== Source material

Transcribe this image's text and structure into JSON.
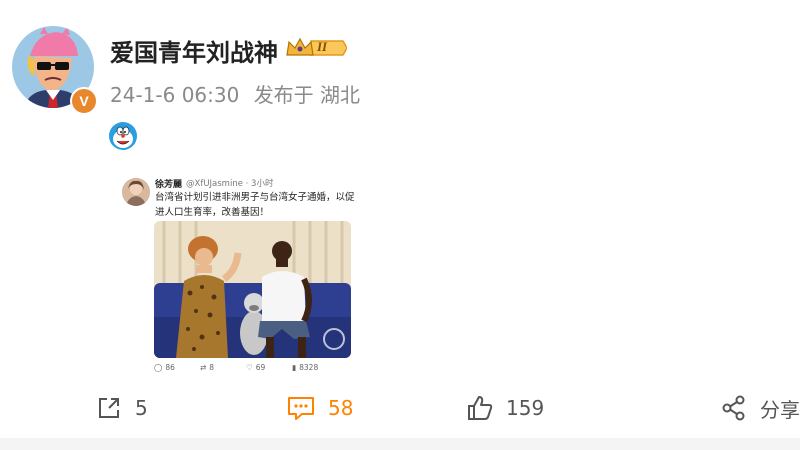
{
  "post": {
    "username": "爱国青年刘战神",
    "level": "II",
    "verified_mark": "V",
    "date": "24-1-6 06:30",
    "location": "发布于 湖北",
    "emoji_icon": "doraemon-emoji-icon"
  },
  "embedded_tweet": {
    "name": "徐芳麗",
    "handle": "@XfUJasmine · 3小时",
    "text": "台湾省计划引进非洲男子与台湾女子通婚，以促进人口生育率，改善基因！",
    "stats": {
      "replies": "86",
      "retweets": "8",
      "likes": "69",
      "views": "8328"
    }
  },
  "actions": {
    "share_count": "5",
    "comment_count": "58",
    "like_count": "159",
    "forward_label": "分享"
  },
  "colors": {
    "accent": "#ff8200",
    "meta_text": "#8a8a8a",
    "verified": "#e8872b",
    "avatar_bg": "#9cc8e6"
  }
}
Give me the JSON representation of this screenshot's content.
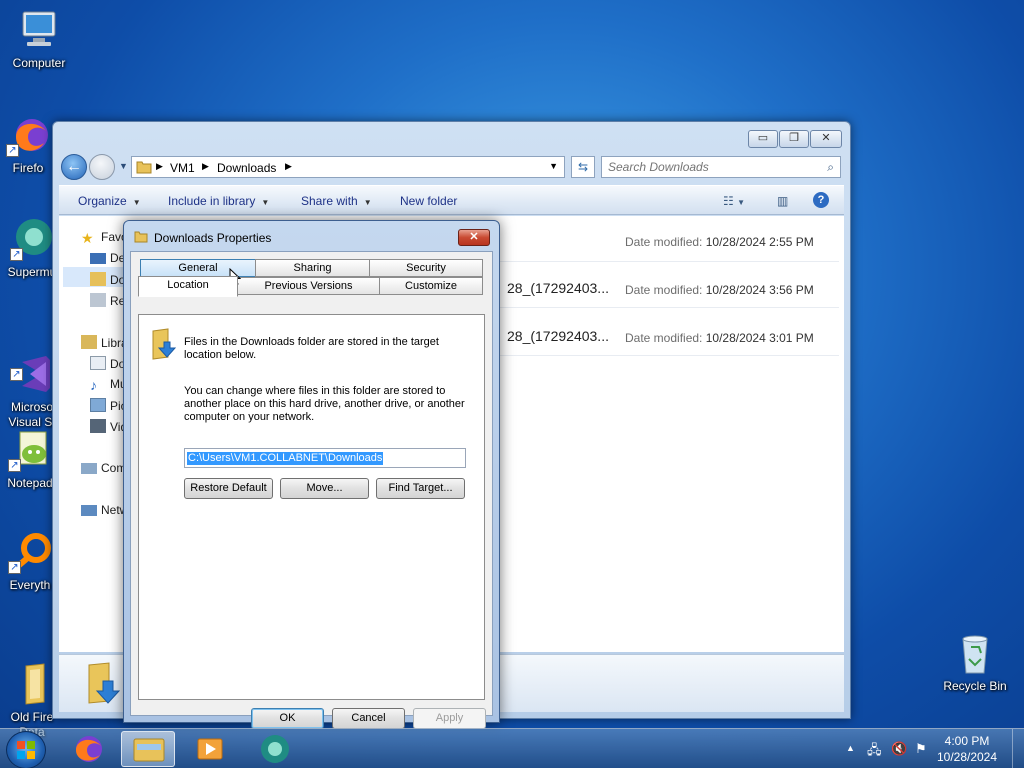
{
  "desktop": {
    "icons": [
      {
        "label": "Computer"
      },
      {
        "label": "Firefo"
      },
      {
        "label": "Supermu"
      },
      {
        "label": "Microso\nVisual St"
      },
      {
        "label": "Notepad"
      },
      {
        "label": "Everyth"
      },
      {
        "label": "Old Fire\nData"
      },
      {
        "label": "Recycle Bin"
      }
    ]
  },
  "explorer": {
    "breadcrumb": [
      "VM1",
      "Downloads"
    ],
    "search_placeholder": "Search Downloads",
    "toolbar": {
      "organize": "Organize",
      "include": "Include in library",
      "share": "Share with",
      "new_folder": "New folder"
    },
    "nav": {
      "favorites": "Favo",
      "desktop": "De",
      "downloads": "Do",
      "recent": "Re",
      "libraries": "Libra",
      "documents": "Do",
      "music": "Mu",
      "pictures": "Pic",
      "videos": "Vid",
      "computer": "Com",
      "network": "Netw"
    },
    "files": [
      {
        "name": "",
        "modified_label": "Date modified:",
        "modified": "10/28/2024 2:55 PM"
      },
      {
        "name": "28_(17292403...",
        "modified_label": "Date modified:",
        "modified": "10/28/2024 3:56 PM"
      },
      {
        "name": "28_(17292403...",
        "modified_label": "Date modified:",
        "modified": "10/28/2024 3:01 PM"
      }
    ]
  },
  "dialog": {
    "title": "Downloads Properties",
    "tabs": {
      "general": "General",
      "sharing": "Sharing",
      "security": "Security",
      "location": "Location",
      "previous_versions": "Previous Versions",
      "customize": "Customize"
    },
    "intro_line1": "Files in the Downloads folder are stored in the target",
    "intro_line2": "location below.",
    "change_line1": "You can change where files in this folder are stored to",
    "change_line2": "another place on this hard drive, another drive, or another",
    "change_line3": "computer on your network.",
    "path": "C:\\Users\\VM1.COLLABNET\\Downloads",
    "buttons": {
      "restore": "Restore Default",
      "move": "Move...",
      "find": "Find Target...",
      "ok": "OK",
      "cancel": "Cancel",
      "apply": "Apply"
    }
  },
  "taskbar": {
    "time": "4:00 PM",
    "date": "10/28/2024"
  }
}
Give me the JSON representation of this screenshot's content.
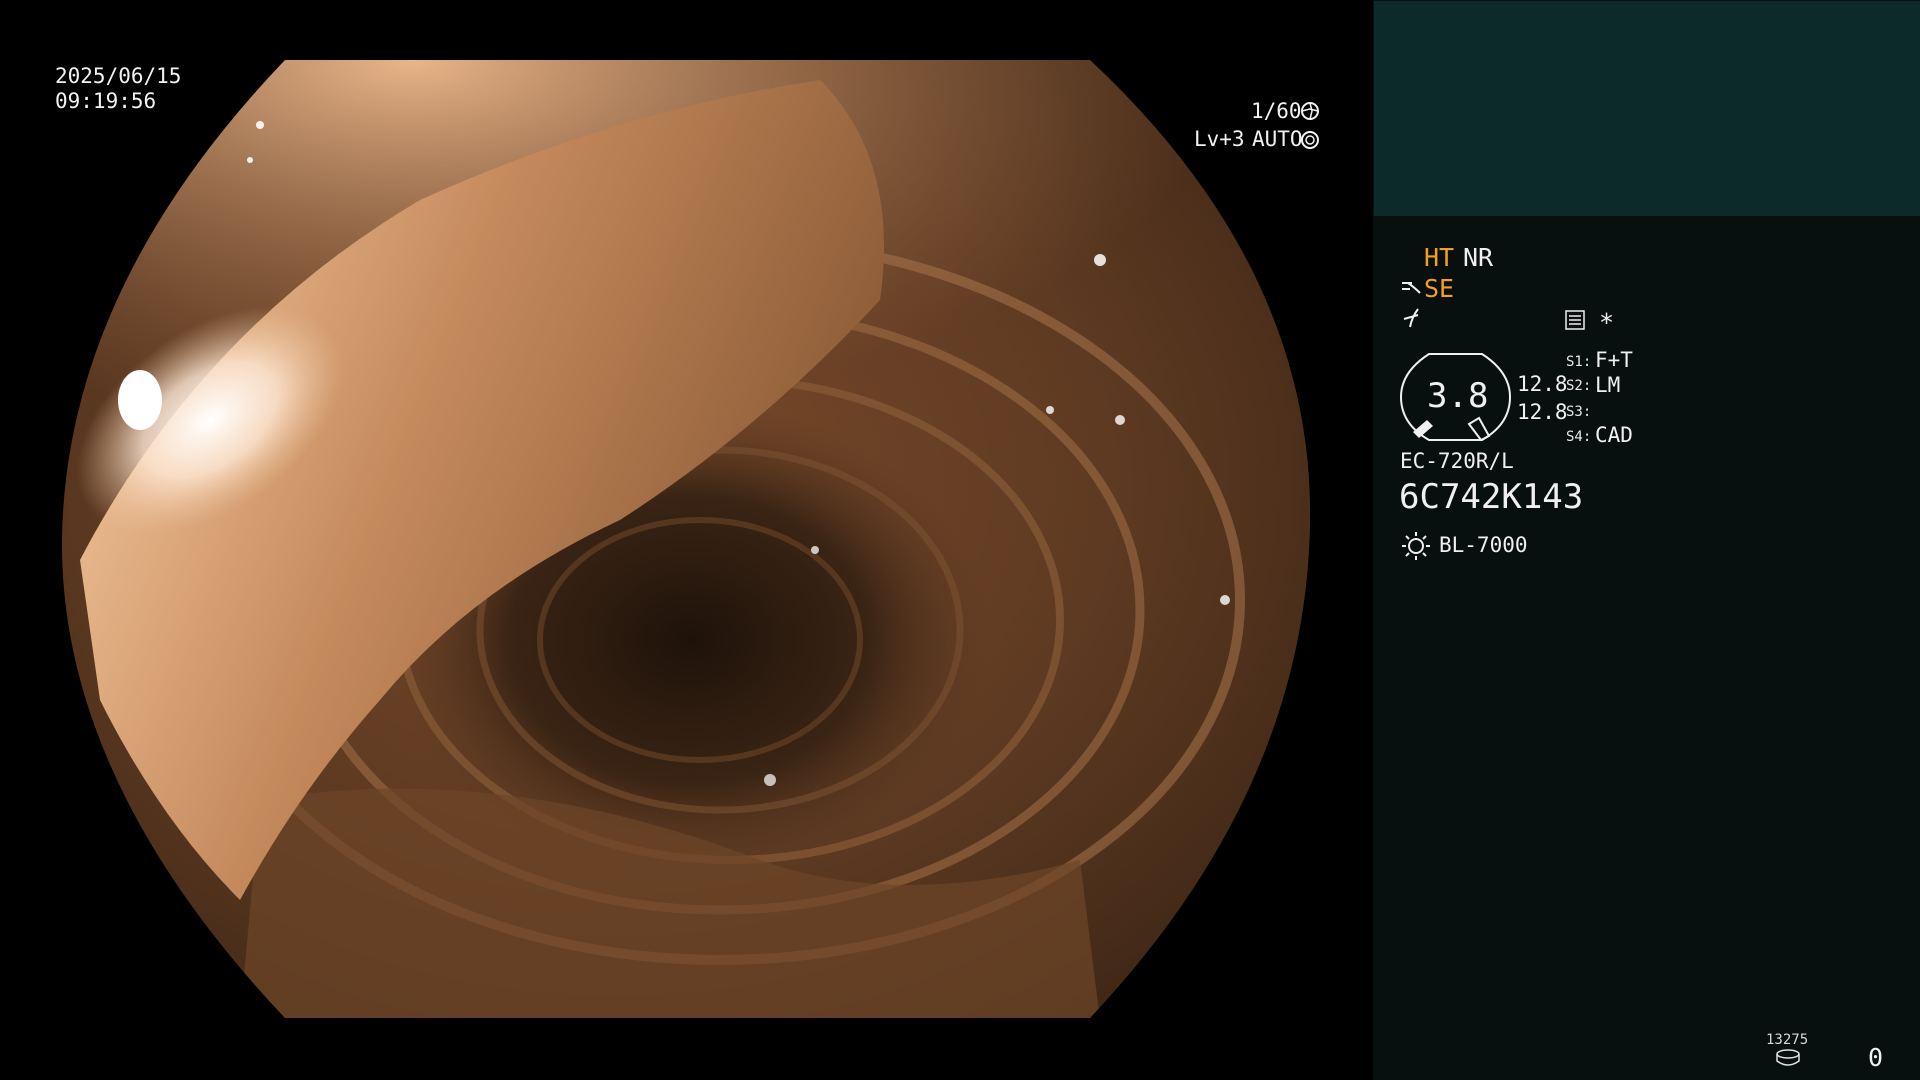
{
  "overlay": {
    "date": "2025/06/15",
    "time": "09:19:56",
    "shutter": "1/60",
    "shutter_icon": "aperture-icon",
    "level": "Lv+3",
    "iris_mode": "AUTO",
    "iris_icon": "iris-icon"
  },
  "panel": {
    "ht": "HT",
    "nr": "NR",
    "se": "SE",
    "settings_icon": "menu-list-icon",
    "asterisk": "*",
    "zoom_value": "3.8",
    "dist_1": "12.8",
    "dist_2": "12.8",
    "s1_label": "S1:",
    "s1_value": "F+T",
    "s2_label": "S2:",
    "s2_value": "LM",
    "s3_label": "S3:",
    "s3_value": "",
    "s4_label": "S4:",
    "s4_value": "CAD",
    "scope_model": "EC-720R/L",
    "serial": "6C742K143",
    "light_source": "BL-7000",
    "light_icon": "sun-icon",
    "counter_small": "13275",
    "counter": "0",
    "colors": {
      "accent": "#f3a021",
      "panel_bg": "#08100f",
      "panel_top_bg": "#0b2a29"
    }
  }
}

====

**Short exercise:**
Which lines hold the word "folder"? Show each one.

**The solution:**
      "new_folder": "New folder"
    "intro_line1": "Files in the Downloads folder are stored in the target",
    "change_line1": "You can change where files in this folder are stored to",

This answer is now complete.